Set exercise
Return every line below as is, leaving out the pictures.

+---+

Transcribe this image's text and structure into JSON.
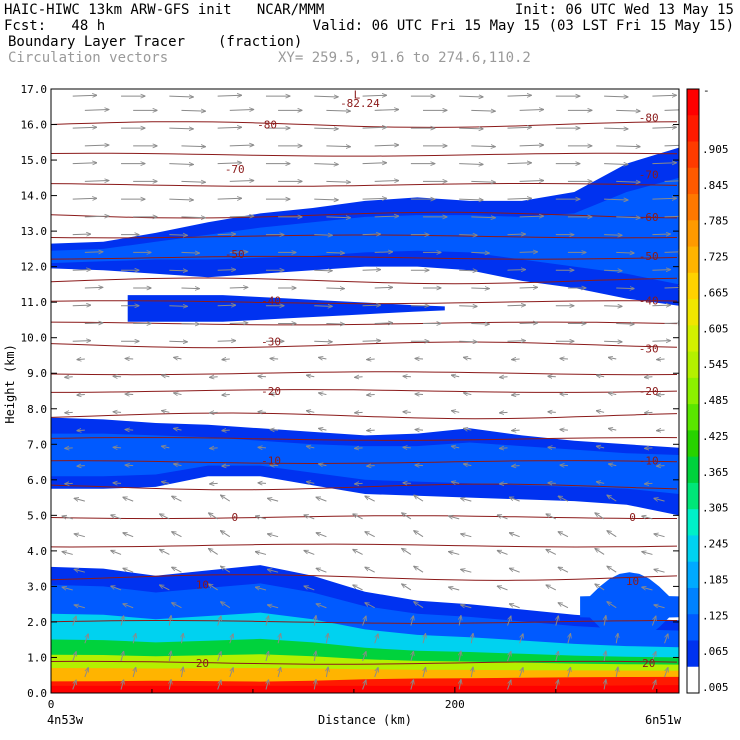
{
  "header": {
    "line1_left": "HAIC-HIWC 13km ARW-GFS init   NCAR/MMM",
    "line1_right": "Init: 06 UTC Wed 13 May 15",
    "line2_left": "Fcst:   48 h",
    "line2_right": "Valid: 06 UTC Fri 15 May 15 (03 LST Fri 15 May 15)",
    "field1_name": "Boundary Layer Tracer",
    "field1_units": "(fraction)",
    "field2_name": "Circulation vectors",
    "xy_text": "XY= 259.5, 91.6 to 274.6,110.2"
  },
  "chart_data": {
    "type": "heatmap",
    "xlabel": "Distance (km)",
    "ylabel": "Height (km)",
    "xlim": [
      0,
      311
    ],
    "ylim": [
      0,
      17
    ],
    "x_ticks": [
      {
        "value": 0,
        "label": "0"
      },
      {
        "value": 200,
        "label": "200"
      }
    ],
    "x_end_labels": {
      "left": "4n53w",
      "right": "6n51w"
    },
    "y_ticks": [
      "0.0",
      "1.0",
      "2.0",
      "3.0",
      "4.0",
      "5.0",
      "6.0",
      "7.0",
      "8.0",
      "9.0",
      "10.0",
      "11.0",
      "12.0",
      "13.0",
      "14.0",
      "15.0",
      "16.0",
      "17.0"
    ],
    "colorbar": {
      "top_label": "-",
      "labels": [
        ".905",
        ".845",
        ".785",
        ".725",
        ".665",
        ".605",
        ".545",
        ".485",
        ".425",
        ".365",
        ".305",
        ".245",
        ".185",
        ".125",
        ".065",
        ".005"
      ],
      "colors": [
        "#ff0000",
        "#ff1a00",
        "#ff3b00",
        "#ff5a00",
        "#ff7800",
        "#ff9a00",
        "#ffb400",
        "#ffd200",
        "#f0e600",
        "#d2f000",
        "#b4f000",
        "#8cf000",
        "#5ae600",
        "#28d200",
        "#00d23c",
        "#00e678",
        "#00f0c8",
        "#00d2f0",
        "#00aaff",
        "#0082ff",
        "#005aff",
        "#0032f0",
        "#ffffff"
      ]
    },
    "contour_labels": [
      {
        "text": "L",
        "x": 151.5,
        "y": 16.85
      },
      {
        "text": "-82.24",
        "x": 153,
        "y": 16.6
      },
      {
        "text": "-80",
        "x": 107,
        "y": 16.0
      },
      {
        "text": "-80",
        "x": 296,
        "y": 16.2
      },
      {
        "text": "-70",
        "x": 91,
        "y": 14.75
      },
      {
        "text": "-70",
        "x": 296,
        "y": 14.6
      },
      {
        "text": "-60",
        "x": 296,
        "y": 13.4
      },
      {
        "text": "-50",
        "x": 91,
        "y": 12.35
      },
      {
        "text": "-50",
        "x": 296,
        "y": 12.3
      },
      {
        "text": "-40",
        "x": 109,
        "y": 11.05
      },
      {
        "text": "-40",
        "x": 296,
        "y": 11.05
      },
      {
        "text": "-30",
        "x": 109,
        "y": 9.9
      },
      {
        "text": "-30",
        "x": 296,
        "y": 9.7
      },
      {
        "text": "-20",
        "x": 109,
        "y": 8.5
      },
      {
        "text": "-20",
        "x": 296,
        "y": 8.5
      },
      {
        "text": "-10",
        "x": 109,
        "y": 6.55
      },
      {
        "text": "-10",
        "x": 296,
        "y": 6.55
      },
      {
        "text": "0",
        "x": 91,
        "y": 4.95
      },
      {
        "text": "0",
        "x": 288,
        "y": 4.95
      },
      {
        "text": "10",
        "x": 75,
        "y": 3.05
      },
      {
        "text": "10",
        "x": 288,
        "y": 3.15
      },
      {
        "text": "20",
        "x": 75,
        "y": 0.85
      },
      {
        "text": "20",
        "x": 296,
        "y": 0.85
      }
    ],
    "contour_lines_height_km": [
      16.0,
      15.15,
      14.3,
      13.45,
      12.85,
      12.25,
      11.6,
      11.0,
      10.4,
      9.8,
      9.0,
      8.5,
      7.8,
      7.15,
      6.5,
      5.8,
      4.95,
      4.15,
      3.25,
      2.0,
      0.85
    ],
    "tracer_bands": [
      {
        "name": "upper",
        "fraction": 0.04,
        "top": [
          12.65,
          12.7,
          12.95,
          13.25,
          13.5,
          13.65,
          13.85,
          13.95,
          13.85,
          13.85,
          14.1,
          14.9,
          15.35
        ],
        "bottom": [
          11.95,
          11.9,
          11.8,
          11.7,
          11.8,
          11.9,
          12.0,
          12.0,
          11.9,
          11.6,
          11.4,
          11.1,
          10.9
        ]
      },
      {
        "name": "upper-inner",
        "fraction": 0.08,
        "top": [
          12.45,
          12.5,
          12.7,
          12.9,
          13.1,
          13.25,
          13.4,
          13.45,
          13.45,
          13.4,
          13.5,
          14.1,
          14.5
        ],
        "bottom": [
          12.1,
          12.15,
          12.2,
          12.2,
          12.25,
          12.3,
          12.4,
          12.45,
          12.4,
          12.2,
          12.0,
          11.8,
          11.5
        ]
      },
      {
        "name": "cirrus-tongue",
        "fraction": 0.02,
        "x_range": [
          38,
          195
        ],
        "top": 11.2,
        "bottom": 10.45
      },
      {
        "name": "middle",
        "fraction": 0.04,
        "top": [
          7.75,
          7.7,
          7.6,
          7.55,
          7.45,
          7.35,
          7.25,
          7.3,
          7.45,
          7.25,
          7.1,
          7.0,
          6.9
        ],
        "bottom": [
          5.75,
          5.75,
          5.8,
          6.1,
          6.1,
          5.85,
          5.6,
          5.55,
          5.5,
          5.45,
          5.4,
          5.3,
          5.0
        ]
      },
      {
        "name": "middle-inner",
        "fraction": 0.1,
        "top": [
          7.3,
          7.3,
          7.25,
          7.2,
          7.1,
          7.0,
          6.95,
          6.95,
          7.05,
          6.95,
          6.85,
          6.75,
          6.7
        ],
        "bottom": [
          6.1,
          6.1,
          6.15,
          6.4,
          6.4,
          6.2,
          6.0,
          5.95,
          5.9,
          5.85,
          5.8,
          5.75,
          5.6
        ]
      },
      {
        "name": "boundary-layer",
        "fraction": 0.3,
        "top": [
          3.55,
          3.5,
          3.3,
          3.45,
          3.6,
          3.3,
          2.85,
          2.6,
          2.5,
          2.35,
          2.2,
          2.1,
          2.05
        ],
        "bottom": [
          0,
          0,
          0,
          0,
          0,
          0,
          0,
          0,
          0,
          0,
          0,
          0,
          0
        ]
      },
      {
        "name": "right-edge-blob",
        "fraction": 0.1,
        "x_range": [
          262,
          311
        ],
        "top": 3.4,
        "bottom": 1.45
      }
    ],
    "vertical_profile_bands": [
      {
        "fraction": 0.005,
        "top": 3.5
      },
      {
        "fraction": 0.065,
        "top": 3.0
      },
      {
        "fraction": 0.185,
        "top": 2.2
      },
      {
        "fraction": 0.305,
        "top": 1.7
      },
      {
        "fraction": 0.485,
        "top": 1.35
      },
      {
        "fraction": 0.665,
        "top": 1.05
      },
      {
        "fraction": 0.845,
        "top": 0.75
      },
      {
        "fraction": 0.965,
        "top": 0.35
      }
    ],
    "wind_vectors": {
      "rows_km": [
        0.1,
        0.45,
        0.9,
        1.4,
        1.9,
        2.4,
        2.9,
        3.4,
        3.9,
        4.4,
        4.9,
        5.4,
        5.9,
        6.4,
        6.9,
        7.4,
        7.9,
        8.4,
        8.9,
        9.4,
        9.9,
        10.4,
        10.9,
        11.4,
        11.9,
        12.4,
        12.9,
        13.4,
        13.9,
        14.4,
        14.9,
        15.4,
        15.9,
        16.4,
        16.8
      ],
      "columns_km": 13
    }
  }
}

+---+

Expected answer
Transcribe this image's text and structure into JSON.
{
  "header": {
    "line1_left": "HAIC-HIWC 13km ARW-GFS init   NCAR/MMM",
    "line1_right": "Init: 06 UTC Wed 13 May 15",
    "line2_left": "Fcst:   48 h",
    "line2_right": "Valid: 06 UTC Fri 15 May 15 (03 LST Fri 15 May 15)",
    "field1_name": "Boundary Layer Tracer",
    "field1_units": "(fraction)",
    "field2_name": "Circulation vectors",
    "xy_text": "XY= 259.5, 91.6 to 274.6,110.2"
  },
  "chart_data": {
    "type": "heatmap",
    "xlabel": "Distance (km)",
    "ylabel": "Height (km)",
    "xlim": [
      0,
      311
    ],
    "ylim": [
      0,
      17
    ],
    "x_ticks": [
      {
        "value": 0,
        "label": "0"
      },
      {
        "value": 200,
        "label": "200"
      }
    ],
    "x_end_labels": {
      "left": "4n53w",
      "right": "6n51w"
    },
    "y_ticks": [
      "0.0",
      "1.0",
      "2.0",
      "3.0",
      "4.0",
      "5.0",
      "6.0",
      "7.0",
      "8.0",
      "9.0",
      "10.0",
      "11.0",
      "12.0",
      "13.0",
      "14.0",
      "15.0",
      "16.0",
      "17.0"
    ],
    "colorbar": {
      "top_label": "-",
      "labels": [
        ".905",
        ".845",
        ".785",
        ".725",
        ".665",
        ".605",
        ".545",
        ".485",
        ".425",
        ".365",
        ".305",
        ".245",
        ".185",
        ".125",
        ".065",
        ".005"
      ],
      "colors": [
        "#ff0000",
        "#ff1a00",
        "#ff3b00",
        "#ff5a00",
        "#ff7800",
        "#ff9a00",
        "#ffb400",
        "#ffd200",
        "#f0e600",
        "#d2f000",
        "#b4f000",
        "#8cf000",
        "#5ae600",
        "#28d200",
        "#00d23c",
        "#00e678",
        "#00f0c8",
        "#00d2f0",
        "#00aaff",
        "#0082ff",
        "#005aff",
        "#0032f0",
        "#ffffff"
      ]
    },
    "contour_labels": [
      {
        "text": "L",
        "x": 151.5,
        "y": 16.85
      },
      {
        "text": "-82.24",
        "x": 153,
        "y": 16.6
      },
      {
        "text": "-80",
        "x": 107,
        "y": 16.0
      },
      {
        "text": "-80",
        "x": 296,
        "y": 16.2
      },
      {
        "text": "-70",
        "x": 91,
        "y": 14.75
      },
      {
        "text": "-70",
        "x": 296,
        "y": 14.6
      },
      {
        "text": "-60",
        "x": 296,
        "y": 13.4
      },
      {
        "text": "-50",
        "x": 91,
        "y": 12.35
      },
      {
        "text": "-50",
        "x": 296,
        "y": 12.3
      },
      {
        "text": "-40",
        "x": 109,
        "y": 11.05
      },
      {
        "text": "-40",
        "x": 296,
        "y": 11.05
      },
      {
        "text": "-30",
        "x": 109,
        "y": 9.9
      },
      {
        "text": "-30",
        "x": 296,
        "y": 9.7
      },
      {
        "text": "-20",
        "x": 109,
        "y": 8.5
      },
      {
        "text": "-20",
        "x": 296,
        "y": 8.5
      },
      {
        "text": "-10",
        "x": 109,
        "y": 6.55
      },
      {
        "text": "-10",
        "x": 296,
        "y": 6.55
      },
      {
        "text": "0",
        "x": 91,
        "y": 4.95
      },
      {
        "text": "0",
        "x": 288,
        "y": 4.95
      },
      {
        "text": "10",
        "x": 75,
        "y": 3.05
      },
      {
        "text": "10",
        "x": 288,
        "y": 3.15
      },
      {
        "text": "20",
        "x": 75,
        "y": 0.85
      },
      {
        "text": "20",
        "x": 296,
        "y": 0.85
      }
    ],
    "contour_lines_height_km": [
      16.0,
      15.15,
      14.3,
      13.45,
      12.85,
      12.25,
      11.6,
      11.0,
      10.4,
      9.8,
      9.0,
      8.5,
      7.8,
      7.15,
      6.5,
      5.8,
      4.95,
      4.15,
      3.25,
      2.0,
      0.85
    ],
    "tracer_bands": [
      {
        "name": "upper",
        "fraction": 0.04,
        "top": [
          12.65,
          12.7,
          12.95,
          13.25,
          13.5,
          13.65,
          13.85,
          13.95,
          13.85,
          13.85,
          14.1,
          14.9,
          15.35
        ],
        "bottom": [
          11.95,
          11.9,
          11.8,
          11.7,
          11.8,
          11.9,
          12.0,
          12.0,
          11.9,
          11.6,
          11.4,
          11.1,
          10.9
        ]
      },
      {
        "name": "upper-inner",
        "fraction": 0.08,
        "top": [
          12.45,
          12.5,
          12.7,
          12.9,
          13.1,
          13.25,
          13.4,
          13.45,
          13.45,
          13.4,
          13.5,
          14.1,
          14.5
        ],
        "bottom": [
          12.1,
          12.15,
          12.2,
          12.2,
          12.25,
          12.3,
          12.4,
          12.45,
          12.4,
          12.2,
          12.0,
          11.8,
          11.5
        ]
      },
      {
        "name": "cirrus-tongue",
        "fraction": 0.02,
        "x_range": [
          38,
          195
        ],
        "top": 11.2,
        "bottom": 10.45
      },
      {
        "name": "middle",
        "fraction": 0.04,
        "top": [
          7.75,
          7.7,
          7.6,
          7.55,
          7.45,
          7.35,
          7.25,
          7.3,
          7.45,
          7.25,
          7.1,
          7.0,
          6.9
        ],
        "bottom": [
          5.75,
          5.75,
          5.8,
          6.1,
          6.1,
          5.85,
          5.6,
          5.55,
          5.5,
          5.45,
          5.4,
          5.3,
          5.0
        ]
      },
      {
        "name": "middle-inner",
        "fraction": 0.1,
        "top": [
          7.3,
          7.3,
          7.25,
          7.2,
          7.1,
          7.0,
          6.95,
          6.95,
          7.05,
          6.95,
          6.85,
          6.75,
          6.7
        ],
        "bottom": [
          6.1,
          6.1,
          6.15,
          6.4,
          6.4,
          6.2,
          6.0,
          5.95,
          5.9,
          5.85,
          5.8,
          5.75,
          5.6
        ]
      },
      {
        "name": "boundary-layer",
        "fraction": 0.3,
        "top": [
          3.55,
          3.5,
          3.3,
          3.45,
          3.6,
          3.3,
          2.85,
          2.6,
          2.5,
          2.35,
          2.2,
          2.1,
          2.05
        ],
        "bottom": [
          0,
          0,
          0,
          0,
          0,
          0,
          0,
          0,
          0,
          0,
          0,
          0,
          0
        ]
      },
      {
        "name": "right-edge-blob",
        "fraction": 0.1,
        "x_range": [
          262,
          311
        ],
        "top": 3.4,
        "bottom": 1.45
      }
    ],
    "vertical_profile_bands": [
      {
        "fraction": 0.005,
        "top": 3.5
      },
      {
        "fraction": 0.065,
        "top": 3.0
      },
      {
        "fraction": 0.185,
        "top": 2.2
      },
      {
        "fraction": 0.305,
        "top": 1.7
      },
      {
        "fraction": 0.485,
        "top": 1.35
      },
      {
        "fraction": 0.665,
        "top": 1.05
      },
      {
        "fraction": 0.845,
        "top": 0.75
      },
      {
        "fraction": 0.965,
        "top": 0.35
      }
    ],
    "wind_vectors": {
      "rows_km": [
        0.1,
        0.45,
        0.9,
        1.4,
        1.9,
        2.4,
        2.9,
        3.4,
        3.9,
        4.4,
        4.9,
        5.4,
        5.9,
        6.4,
        6.9,
        7.4,
        7.9,
        8.4,
        8.9,
        9.4,
        9.9,
        10.4,
        10.9,
        11.4,
        11.9,
        12.4,
        12.9,
        13.4,
        13.9,
        14.4,
        14.9,
        15.4,
        15.9,
        16.4,
        16.8
      ],
      "columns_km": 13
    }
  }
}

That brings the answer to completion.